> [Task instructions]
- a) In the forum thread about a declaration of trust, how much did Pippir cut back when going part-time?
- b) Pick up the forum thread about a declaration of trust after its last post and continue it.
---- Text under study
It gets messy when you're splitting things like this. What happens if he spends 10k inheritance on a new bathroom or kitchen? Do you revisit the agreement?

No one knows where they will be in 5 or 10 years; some of the most suited people I've seen get divorced, while others are still married 20 years later. Plan for tomorrow, but live for today.

Pippir · 13/11/2025 14:33

40YearOldDad · 13/11/2025 14:09

20k, which you could argue should be protected as your initial 20k of fees and costs are protected, bundled in the 95k.

Option D is not that different from Option B; it's just missing the £2,500. Option D could also be seen as slightly biased towards your partner if it's only adding 45k value, as he's getting all his 75k investment back. But I see that as no different to the initial 20k fees being rolled into your total investment protected. Fees haven't reduced your term of mortgage or how much you pay out.

It gets messy when you're splitting things like this. What happens if he spends 10k inheritance on a new bathroom or kitchen? Do you revisit the agreement?

No one knows where they will be in 5 or 10 years; some of the most suited people I've seen get divorced, while others are still married 20 years later. Plan for tomorrow, but live for today.

The 20k is currently my loss, it’s not noted in the declaration of trust. Perhaps it should be?

To be blunt, I feel a bit ripped off as I came into the relationship with a lot of savings and they’ve all been wiped out by the drudge of raising 3-4 children in a cost of living crisis. The declaration of trust was my idea though and it just happens that it hasn’t benefitted me much. He’s not particularly financially literate and not deliberately scamming me; he’d prefer to be 50/50 on everything which might benefit me in the long run but I am very conscious that my earning potential has reduced since having our child, and if we split, I’d be in a tough place.

OP posts:
nixon1976 · 13/11/2025 14:49

Other pps have answered the question about the financials on your property. I would add that as you are not married and your relationship feels rocky, DO NOT GO TO PART TIME WORK (unless you can easily whizz back up to full time). Protect your future income, your pension (v v important) and make sure he's paying equal bills, nursery fees etc

nixon1976 · 13/11/2025 14:53

Sorry, just absorbed the fact you hint you're paying towards his kids. Go back to full time, he has to pay more for bills to cover his kids, and a higher percentage if he earns more

Pippir · 13/11/2025 15:01

nixon1976 · 13/11/2025 14:49

Other pps have answered the question about the financials on your property. I would add that as you are not married and your relationship feels rocky, DO NOT GO TO PART TIME WORK (unless you can easily whizz back up to full time). Protect your future income, your pension (v v important) and make sure he's paying equal bills, nursery fees etc

I’ve already gone part-time (dropped a day and can move back to full-time whenever I want) and I still earn more. My mortgage isn’t great, his is worse, but he’ll get sizeable inheritances later in life.
--------
---- Given data
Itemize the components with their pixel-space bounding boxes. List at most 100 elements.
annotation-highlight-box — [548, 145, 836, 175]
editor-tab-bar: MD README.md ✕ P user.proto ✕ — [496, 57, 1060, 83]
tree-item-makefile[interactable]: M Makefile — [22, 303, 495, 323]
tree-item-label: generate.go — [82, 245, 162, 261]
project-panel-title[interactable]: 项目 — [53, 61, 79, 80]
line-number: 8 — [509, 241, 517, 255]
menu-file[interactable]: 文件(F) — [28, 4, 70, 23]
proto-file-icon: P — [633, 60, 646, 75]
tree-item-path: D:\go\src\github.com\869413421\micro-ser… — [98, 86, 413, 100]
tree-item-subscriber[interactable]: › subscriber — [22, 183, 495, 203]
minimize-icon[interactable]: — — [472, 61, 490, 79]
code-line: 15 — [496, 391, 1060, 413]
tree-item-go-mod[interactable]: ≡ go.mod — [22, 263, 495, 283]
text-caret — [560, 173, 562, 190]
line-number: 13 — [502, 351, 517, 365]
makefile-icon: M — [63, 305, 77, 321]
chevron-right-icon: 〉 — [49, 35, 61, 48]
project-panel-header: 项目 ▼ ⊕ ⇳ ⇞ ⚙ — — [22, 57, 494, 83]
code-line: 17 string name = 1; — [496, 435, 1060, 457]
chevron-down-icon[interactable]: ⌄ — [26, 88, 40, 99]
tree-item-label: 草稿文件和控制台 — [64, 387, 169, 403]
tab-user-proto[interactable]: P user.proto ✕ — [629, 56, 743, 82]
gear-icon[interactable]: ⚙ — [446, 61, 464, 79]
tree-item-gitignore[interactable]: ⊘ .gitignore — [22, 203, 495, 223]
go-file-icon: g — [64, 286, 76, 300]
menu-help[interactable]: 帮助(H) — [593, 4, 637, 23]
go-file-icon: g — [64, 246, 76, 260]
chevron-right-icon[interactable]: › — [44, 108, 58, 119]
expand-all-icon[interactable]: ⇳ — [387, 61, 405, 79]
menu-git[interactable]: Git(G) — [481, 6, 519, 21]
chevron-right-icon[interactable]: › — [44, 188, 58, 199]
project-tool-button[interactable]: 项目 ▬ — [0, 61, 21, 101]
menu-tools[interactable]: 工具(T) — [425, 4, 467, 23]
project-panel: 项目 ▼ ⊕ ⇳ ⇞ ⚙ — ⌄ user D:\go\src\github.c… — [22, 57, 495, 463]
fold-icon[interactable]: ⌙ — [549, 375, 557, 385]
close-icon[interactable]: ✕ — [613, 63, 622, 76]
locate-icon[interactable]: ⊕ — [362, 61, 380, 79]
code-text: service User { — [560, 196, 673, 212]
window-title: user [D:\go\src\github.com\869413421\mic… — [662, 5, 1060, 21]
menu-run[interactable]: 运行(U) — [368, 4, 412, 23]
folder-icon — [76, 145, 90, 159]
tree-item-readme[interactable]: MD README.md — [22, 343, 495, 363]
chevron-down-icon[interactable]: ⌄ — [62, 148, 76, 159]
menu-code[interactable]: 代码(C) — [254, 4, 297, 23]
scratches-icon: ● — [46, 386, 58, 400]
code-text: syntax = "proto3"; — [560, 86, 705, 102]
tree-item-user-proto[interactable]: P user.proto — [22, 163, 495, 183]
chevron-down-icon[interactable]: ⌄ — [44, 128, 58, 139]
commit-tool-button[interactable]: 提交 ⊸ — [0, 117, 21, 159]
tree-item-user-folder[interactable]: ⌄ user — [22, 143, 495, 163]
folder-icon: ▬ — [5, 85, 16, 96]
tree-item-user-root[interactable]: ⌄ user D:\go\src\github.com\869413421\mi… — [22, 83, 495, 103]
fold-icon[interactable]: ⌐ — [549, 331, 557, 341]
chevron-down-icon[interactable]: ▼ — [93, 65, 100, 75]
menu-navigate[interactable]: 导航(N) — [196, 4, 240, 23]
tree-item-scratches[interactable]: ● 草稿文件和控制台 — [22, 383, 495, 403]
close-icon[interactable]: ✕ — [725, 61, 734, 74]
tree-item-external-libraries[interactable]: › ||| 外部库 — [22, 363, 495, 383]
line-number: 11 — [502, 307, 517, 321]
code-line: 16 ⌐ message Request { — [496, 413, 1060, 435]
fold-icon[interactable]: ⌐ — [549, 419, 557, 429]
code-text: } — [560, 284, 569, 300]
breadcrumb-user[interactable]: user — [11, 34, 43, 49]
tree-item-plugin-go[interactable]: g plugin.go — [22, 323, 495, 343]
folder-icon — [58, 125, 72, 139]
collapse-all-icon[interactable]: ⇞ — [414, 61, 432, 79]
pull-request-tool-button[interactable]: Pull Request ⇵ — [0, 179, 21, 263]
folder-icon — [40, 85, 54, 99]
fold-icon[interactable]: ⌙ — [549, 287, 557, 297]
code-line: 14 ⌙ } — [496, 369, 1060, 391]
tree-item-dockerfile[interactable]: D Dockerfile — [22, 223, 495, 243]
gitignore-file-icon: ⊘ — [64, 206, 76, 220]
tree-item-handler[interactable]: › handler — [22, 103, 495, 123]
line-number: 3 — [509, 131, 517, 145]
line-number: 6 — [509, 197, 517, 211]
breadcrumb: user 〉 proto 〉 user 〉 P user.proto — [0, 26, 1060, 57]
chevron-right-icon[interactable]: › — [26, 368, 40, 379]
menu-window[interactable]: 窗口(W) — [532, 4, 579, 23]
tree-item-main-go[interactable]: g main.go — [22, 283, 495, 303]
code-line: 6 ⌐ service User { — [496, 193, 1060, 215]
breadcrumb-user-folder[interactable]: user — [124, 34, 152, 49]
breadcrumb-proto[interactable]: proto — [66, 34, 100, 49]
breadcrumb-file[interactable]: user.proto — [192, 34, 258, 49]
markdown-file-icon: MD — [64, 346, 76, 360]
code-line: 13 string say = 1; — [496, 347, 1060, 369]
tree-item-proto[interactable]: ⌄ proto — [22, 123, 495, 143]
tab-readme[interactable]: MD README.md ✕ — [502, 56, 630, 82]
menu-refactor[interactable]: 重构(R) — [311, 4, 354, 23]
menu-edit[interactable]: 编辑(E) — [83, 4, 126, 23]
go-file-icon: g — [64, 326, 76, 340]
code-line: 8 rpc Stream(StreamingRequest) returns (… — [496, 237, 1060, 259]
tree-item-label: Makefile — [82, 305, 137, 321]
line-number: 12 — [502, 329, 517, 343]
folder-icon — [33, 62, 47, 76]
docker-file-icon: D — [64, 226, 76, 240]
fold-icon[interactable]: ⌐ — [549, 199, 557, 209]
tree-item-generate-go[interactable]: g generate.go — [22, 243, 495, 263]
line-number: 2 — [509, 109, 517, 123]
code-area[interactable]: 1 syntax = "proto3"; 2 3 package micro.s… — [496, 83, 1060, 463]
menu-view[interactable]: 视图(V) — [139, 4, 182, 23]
--------
> [Task-by-task answers]
- a) One day.

- b)
We currently pay 50/50 for bills and nursery.

OP posts:
KarmenPQZ · 13/11/2025 15:03

Even if you’re not married are you partners?

you put in 95k 3 years ago and how much since then? He’s now putting in 75k. Can he pony up another 20k and pay for everything for the next 3 years (at least and longer if you’re part time) to make it even?

if you’re truely partners and if he has more inheritance coming I’d be doing everything I can to make it an equal financial partnership with open discussions about how he needs to support you more if your career is on hold. Ie household spending, your personal spending AND you pension he should be contributing to.

if you can’t have this discussion with him as adults then you absolutely need a mediator.

don’t limit this to just the house.

Pippir · 13/11/2025 15:03

nixon1976 · 13/11/2025 14:53

Sorry, just absorbed the fact you hint you're paying towards his kids. Go back to full time, he has to pay more for bills to cover his kids, and a higher percentage if he earns more

I’ve recently cut back a lot on paying for his kids because I realised I was spending loads on them and his spare money was going on himself. With my lower salary, nursery costs and paying for DS I had nothing left.